Note to self - How to publish packages on PyPI

Created at 2016-01-20 by Stefan Otte. Updated at 2024-01-26.

Update 2024: The information in this article is out of date. Just use poetry (or other modern tools). That being said, it's quite interesting to see how the python packaging system has evolved over time.

One of the least favorite things about python is package and release management. Even though it's getting better, there is still room for improvement. There are guides of how to publish package on PyPI out there, but many are out of date and/or recommend methods that leak your password (DON'T use setup.py upload or setup.py register!).

This guide is mostly for myself because I tend to forget things, but maybe it's useful for someone else. The authoritative source, and everybody should know about it, is python packaging. It's a bit lengthy but really good.

Goal

The goal is to release an already existing package (which works with python 2&3 and does not include any compiled stuff) on PyPI as source distribution and as universal wheel so it's easy to pip install.

Tools

The tools we're going to be using:

  • use setuptools in your setup.py,
  • use pip for installing,
  • use wheels to generate binary universal wheel_, and
  • use twine to upload the packages to PyPI (twine uses an encrypted connection whereas setup.py upload leaks your password).

See packaging tools for more details.

Preperation: Create accounts

Even if you only want to publish your package on PyPI you should have accounts on PyPITest (for testing purposes) and PyPI (for the real thing). Create accounts on both platforms. Work with PyPITest until you have the workflow down. Then actually release your package on PyPI.

# RAW RECORDS
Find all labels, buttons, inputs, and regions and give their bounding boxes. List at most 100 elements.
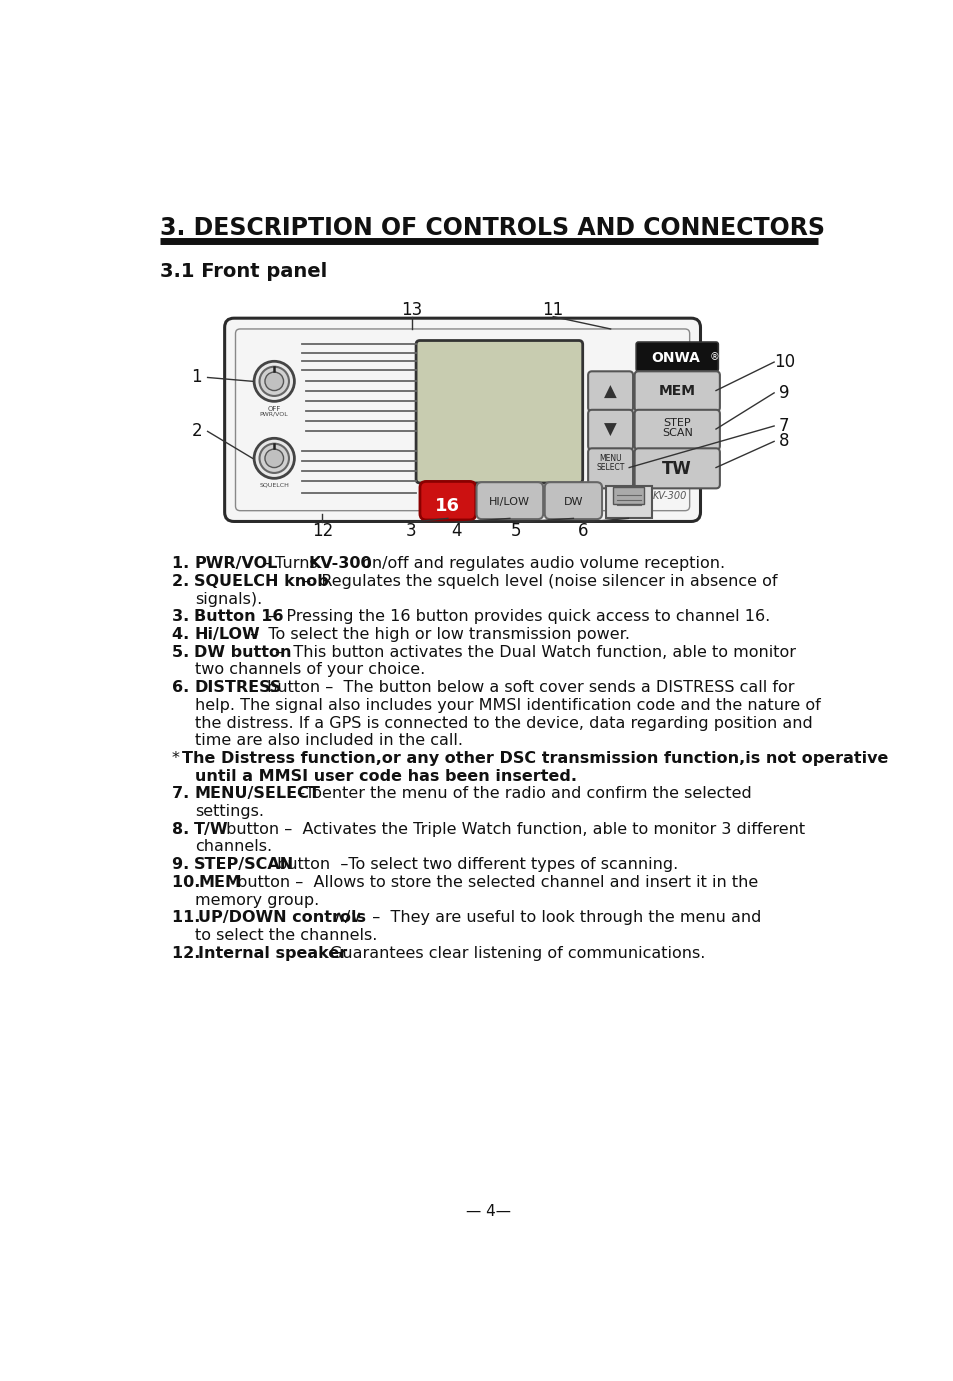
Text: KV-300: KV-300 bbox=[652, 490, 686, 501]
Text: 11: 11 bbox=[542, 301, 563, 319]
Text: Button 16: Button 16 bbox=[193, 609, 283, 624]
Text: SCAN: SCAN bbox=[661, 428, 692, 438]
Text: 3: 3 bbox=[405, 522, 416, 540]
Text: the distress. If a GPS is connected to the device, data regarding position and: the distress. If a GPS is connected to t… bbox=[195, 715, 812, 731]
Text: PWR/VOL: PWR/VOL bbox=[259, 412, 289, 416]
Text: HI/LOW: HI/LOW bbox=[489, 497, 530, 507]
Text: 6: 6 bbox=[577, 522, 587, 540]
Text: 4.: 4. bbox=[172, 627, 200, 642]
Text: button –  The button below a soft cover sends a DISTRESS call for: button – The button below a soft cover s… bbox=[261, 679, 794, 695]
FancyBboxPatch shape bbox=[476, 482, 542, 519]
Text: help. The signal also includes your MMSI identification code and the nature of: help. The signal also includes your MMSI… bbox=[195, 697, 821, 713]
Text: 7: 7 bbox=[779, 417, 789, 435]
Text: 3.1 Front panel: 3.1 Front panel bbox=[159, 262, 327, 280]
Text: –  Pressing the 16 button provides quick access to channel 16.: – Pressing the 16 button provides quick … bbox=[263, 609, 770, 624]
Text: UP/DOWN controls: UP/DOWN controls bbox=[198, 910, 366, 925]
Text: SQUELCH knob: SQUELCH knob bbox=[193, 574, 329, 588]
Text: MENU/SELECT: MENU/SELECT bbox=[193, 786, 319, 801]
Text: to select the channels.: to select the channels. bbox=[195, 928, 377, 943]
Circle shape bbox=[253, 438, 294, 478]
Text: 11.: 11. bbox=[172, 910, 206, 925]
Text: SELECT: SELECT bbox=[596, 463, 624, 472]
Circle shape bbox=[265, 371, 283, 391]
Text: ®: ® bbox=[709, 352, 719, 362]
Text: 3.: 3. bbox=[172, 609, 200, 624]
Text: –  To select the high or low transmission power.: – To select the high or low transmission… bbox=[245, 627, 629, 642]
Text: 5.: 5. bbox=[172, 645, 200, 660]
Text: button –  Activates the Triple Watch function, able to monitor 3 different: button – Activates the Triple Watch func… bbox=[220, 822, 804, 837]
Text: 16: 16 bbox=[435, 497, 460, 515]
Text: –Toenter the menu of the radio and confirm the selected: –Toenter the menu of the radio and confi… bbox=[292, 786, 751, 801]
Text: KV-300: KV-300 bbox=[308, 557, 372, 572]
FancyBboxPatch shape bbox=[419, 482, 476, 519]
Text: SQUELCH: SQUELCH bbox=[259, 483, 289, 487]
Text: signals).: signals). bbox=[195, 591, 262, 606]
Text: The Distress function,or any other DSC transmission function,is not operative: The Distress function,or any other DSC t… bbox=[182, 751, 887, 766]
FancyBboxPatch shape bbox=[224, 318, 700, 522]
Text: 9: 9 bbox=[779, 384, 789, 402]
Text: ∧/∨  –  They are useful to look through the menu and: ∧/∨ – They are useful to look through th… bbox=[328, 910, 761, 925]
Text: settings.: settings. bbox=[195, 804, 264, 819]
Text: Internal speaker: Internal speaker bbox=[198, 946, 347, 961]
FancyBboxPatch shape bbox=[544, 482, 601, 519]
Text: 4: 4 bbox=[451, 522, 461, 540]
Text: PWR/VOL: PWR/VOL bbox=[193, 557, 277, 572]
Text: channels.: channels. bbox=[195, 840, 272, 855]
Text: 5: 5 bbox=[510, 522, 520, 540]
Text: DW button: DW button bbox=[193, 645, 292, 660]
Text: 1.: 1. bbox=[172, 557, 200, 572]
FancyBboxPatch shape bbox=[634, 410, 720, 450]
Circle shape bbox=[259, 443, 289, 472]
Text: button  –To select two different types of scanning.: button –To select two different types of… bbox=[272, 858, 678, 873]
Text: 9.: 9. bbox=[172, 858, 200, 873]
Circle shape bbox=[253, 362, 294, 402]
Text: MEM: MEM bbox=[659, 384, 695, 398]
Text: - Turns: - Turns bbox=[258, 557, 322, 572]
Text: 8: 8 bbox=[779, 432, 789, 450]
Text: button –  Allows to store the selected channel and insert it in the: button – Allows to store the selected ch… bbox=[232, 876, 757, 889]
Text: 6.: 6. bbox=[172, 679, 200, 695]
Text: 1: 1 bbox=[192, 369, 202, 387]
Text: TW: TW bbox=[661, 460, 691, 478]
Text: 13: 13 bbox=[401, 301, 422, 319]
Text: 2.: 2. bbox=[172, 574, 200, 588]
FancyBboxPatch shape bbox=[587, 371, 633, 412]
Text: 10: 10 bbox=[773, 354, 794, 371]
FancyBboxPatch shape bbox=[634, 371, 720, 412]
Text: memory group.: memory group. bbox=[195, 892, 319, 907]
Text: 10.: 10. bbox=[172, 876, 206, 889]
Text: OFF: OFF bbox=[267, 406, 280, 412]
Text: 12: 12 bbox=[312, 522, 333, 540]
Text: on/off and regulates audio volume reception.: on/off and regulates audio volume recept… bbox=[357, 557, 725, 572]
Text: ▼: ▼ bbox=[603, 421, 617, 439]
Text: –  Regulates the squelch level (noise silencer in absence of: – Regulates the squelch level (noise sil… bbox=[298, 574, 777, 588]
Circle shape bbox=[265, 449, 283, 468]
Text: 7.: 7. bbox=[172, 786, 200, 801]
Text: MENU: MENU bbox=[598, 454, 621, 463]
Text: *: * bbox=[172, 751, 185, 766]
Text: — 4—: — 4— bbox=[466, 1204, 511, 1218]
Text: Hi/LOW: Hi/LOW bbox=[193, 627, 259, 642]
FancyBboxPatch shape bbox=[634, 449, 720, 489]
FancyBboxPatch shape bbox=[605, 486, 651, 518]
Text: 2: 2 bbox=[192, 423, 202, 441]
Text: DW: DW bbox=[563, 497, 582, 507]
Text: 12.: 12. bbox=[172, 946, 206, 961]
Text: ONWA: ONWA bbox=[651, 351, 700, 365]
Text: ▲: ▲ bbox=[603, 383, 617, 400]
Text: –  This button activates the Dual Watch function, able to monitor: – This button activates the Dual Watch f… bbox=[270, 645, 795, 660]
Text: 3. DESCRIPTION OF CONTROLS AND CONNECTORS: 3. DESCRIPTION OF CONTROLS AND CONNECTOR… bbox=[159, 215, 823, 240]
FancyBboxPatch shape bbox=[612, 487, 643, 504]
Text: - Guarantees clear listening of communications.: - Guarantees clear listening of communic… bbox=[314, 946, 704, 961]
Text: T/W: T/W bbox=[193, 822, 229, 837]
Text: until a MMSI user code has been inserted.: until a MMSI user code has been inserted… bbox=[195, 769, 577, 783]
Text: STEP/SCAN: STEP/SCAN bbox=[193, 858, 294, 873]
Circle shape bbox=[259, 367, 289, 396]
Text: 8.: 8. bbox=[172, 822, 200, 837]
FancyBboxPatch shape bbox=[587, 449, 633, 489]
Text: MEM: MEM bbox=[198, 876, 241, 889]
Text: STEP: STEP bbox=[662, 417, 690, 428]
FancyBboxPatch shape bbox=[416, 341, 582, 483]
Text: time are also included in the call.: time are also included in the call. bbox=[195, 733, 463, 749]
Text: two channels of your choice.: two channels of your choice. bbox=[195, 663, 425, 677]
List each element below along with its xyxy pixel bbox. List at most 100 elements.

# INSTRUCTIONS
A. In the PyPI publishing note, which tool is recommended for uploading packages to PyPI?
B. Continue the PyPI publishing note from where it stops.
The items aren't needed for this.

# EXERCISE RESULTS
A. Twine, because it uses an encrypted connection.

B.
After you registered on PyPI and PyPITest you should create a file ~/.pypirc and add your credentials:

# .pypirc
[distutils]
index-servers=
    pypi
    pypitest

[pypitest]
repository=https://testpypi.python.org/pypi
username=<your user name goes here>
password=<your password goes here>

[pypi]
repository=https://pypi.python.org/pypi
username=<your user name goes here>
password=<your password goes here>

Your Package Should Have

... a setup.py file, a setup.cfg file, and a README.rst file (and a bunch of python code that actually does something).

How to structure your setup.py is described here.

The setup.cfg is needed to create a universal wheels and should look like this:

# setup.cfg
[bdist_wheel]
# univesal wheel
universal=1

I use README.rst because PyPI recognizes the rst format and I can reuse the README.rst with sphinx.

Steps to upload to PyPI(Test)

Given a proper setup package your can build the package:

# create a source distribution
python setup.py sdist
# create a universal wheel for
# (py2&3 without any ompiled stuff)
python setup.py bdist_wheel --universal

If the package is not on PyPI yet you have to register it first. Register your package on PyPI by uploading the PKG-INFO from myproject.egg-info/PKG-INFO via the PyPITest web form or the PyPI web form. DON'T use python setup.py register because it leaks your password!

Then upload it to PyPITest:

twine upload --repository pypitest dist/*

or PyPI:

twine upload --repository pypi dist/*

Conclusion

Congratulations, you're done! Once you know what to do it's not that hard :)

I think it's a pain that default tools leak your password and you're forced to upload PKG PKG-INFO via a web form and install twine to upload the packages. Hopefully that changes at some point...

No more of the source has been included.